Figure data in JSON
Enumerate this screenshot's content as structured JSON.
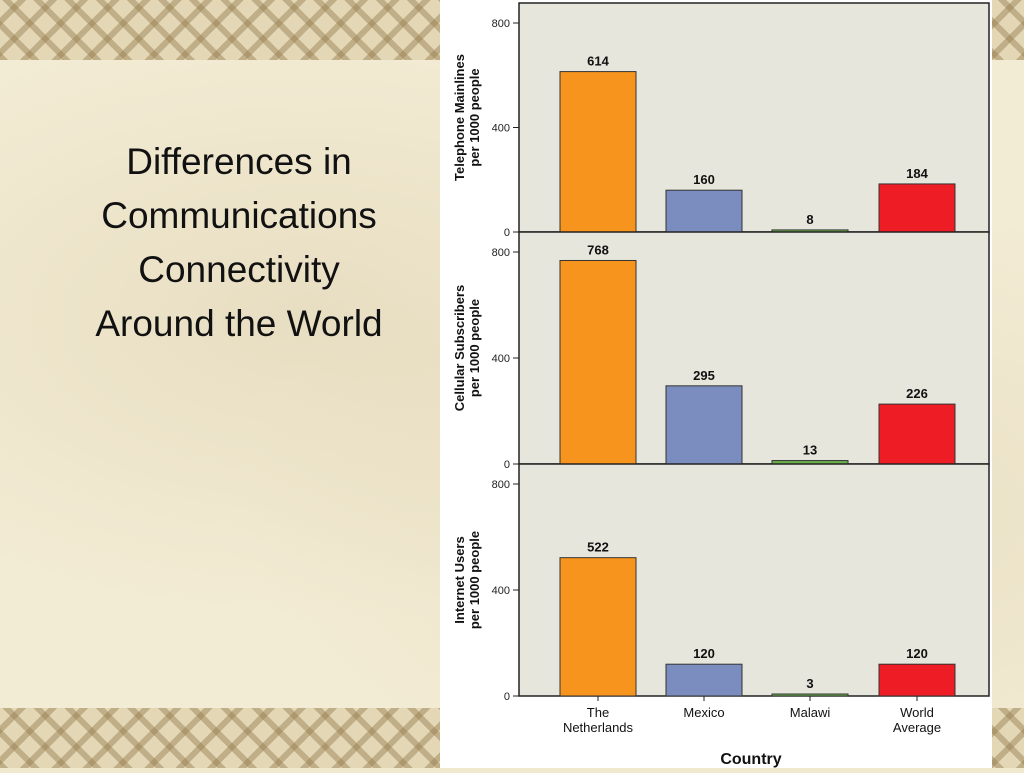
{
  "slide": {
    "title_lines": [
      "Differences in",
      "Communications",
      "Connectivity",
      "Around the World"
    ]
  },
  "chart_data": [
    {
      "type": "bar",
      "ylabel_lines": [
        "Telephone Mainlines",
        "per 1000 people"
      ],
      "categories": [
        "The Netherlands",
        "Mexico",
        "Malawi",
        "World Average"
      ],
      "values": [
        614,
        160,
        8,
        184
      ],
      "ylim": [
        0,
        800
      ],
      "yticks": [
        0,
        400,
        800
      ],
      "grid": false
    },
    {
      "type": "bar",
      "ylabel_lines": [
        "Cellular Subscribers",
        "per 1000 people"
      ],
      "categories": [
        "The Netherlands",
        "Mexico",
        "Malawi",
        "World Average"
      ],
      "values": [
        768,
        295,
        13,
        226
      ],
      "ylim": [
        0,
        800
      ],
      "yticks": [
        0,
        400,
        800
      ],
      "grid": false
    },
    {
      "type": "bar",
      "ylabel_lines": [
        "Internet Users",
        "per 1000 people"
      ],
      "categories": [
        "The Netherlands",
        "Mexico",
        "Malawi",
        "World Average"
      ],
      "values": [
        522,
        120,
        3,
        120
      ],
      "ylim": [
        0,
        800
      ],
      "yticks": [
        0,
        400,
        800
      ],
      "grid": false
    }
  ],
  "x_axis": {
    "label": "Country",
    "tick_lines": [
      [
        "The",
        "Netherlands"
      ],
      [
        "Mexico"
      ],
      [
        "Malawi"
      ],
      [
        "World",
        "Average"
      ]
    ]
  },
  "colors": {
    "panel_bg": "#e6e6dc",
    "bars": [
      "#f7941d",
      "#7b8dbf",
      "#6ab04c",
      "#ee1c25"
    ]
  }
}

*What you should do*
Leave out the pictures and print each record exactly as it stands.

*Finished task*
Enumerate this screenshot's content as structured JSON.
{
  "slide": {
    "title_lines": [
      "Differences in",
      "Communications",
      "Connectivity",
      "Around the World"
    ]
  },
  "chart_data": [
    {
      "type": "bar",
      "ylabel_lines": [
        "Telephone Mainlines",
        "per 1000 people"
      ],
      "categories": [
        "The Netherlands",
        "Mexico",
        "Malawi",
        "World Average"
      ],
      "values": [
        614,
        160,
        8,
        184
      ],
      "ylim": [
        0,
        800
      ],
      "yticks": [
        0,
        400,
        800
      ],
      "grid": false
    },
    {
      "type": "bar",
      "ylabel_lines": [
        "Cellular Subscribers",
        "per 1000 people"
      ],
      "categories": [
        "The Netherlands",
        "Mexico",
        "Malawi",
        "World Average"
      ],
      "values": [
        768,
        295,
        13,
        226
      ],
      "ylim": [
        0,
        800
      ],
      "yticks": [
        0,
        400,
        800
      ],
      "grid": false
    },
    {
      "type": "bar",
      "ylabel_lines": [
        "Internet Users",
        "per 1000 people"
      ],
      "categories": [
        "The Netherlands",
        "Mexico",
        "Malawi",
        "World Average"
      ],
      "values": [
        522,
        120,
        3,
        120
      ],
      "ylim": [
        0,
        800
      ],
      "yticks": [
        0,
        400,
        800
      ],
      "grid": false
    }
  ],
  "x_axis": {
    "label": "Country",
    "tick_lines": [
      [
        "The",
        "Netherlands"
      ],
      [
        "Mexico"
      ],
      [
        "Malawi"
      ],
      [
        "World",
        "Average"
      ]
    ]
  },
  "colors": {
    "panel_bg": "#e6e6dc",
    "bars": [
      "#f7941d",
      "#7b8dbf",
      "#6ab04c",
      "#ee1c25"
    ]
  }
}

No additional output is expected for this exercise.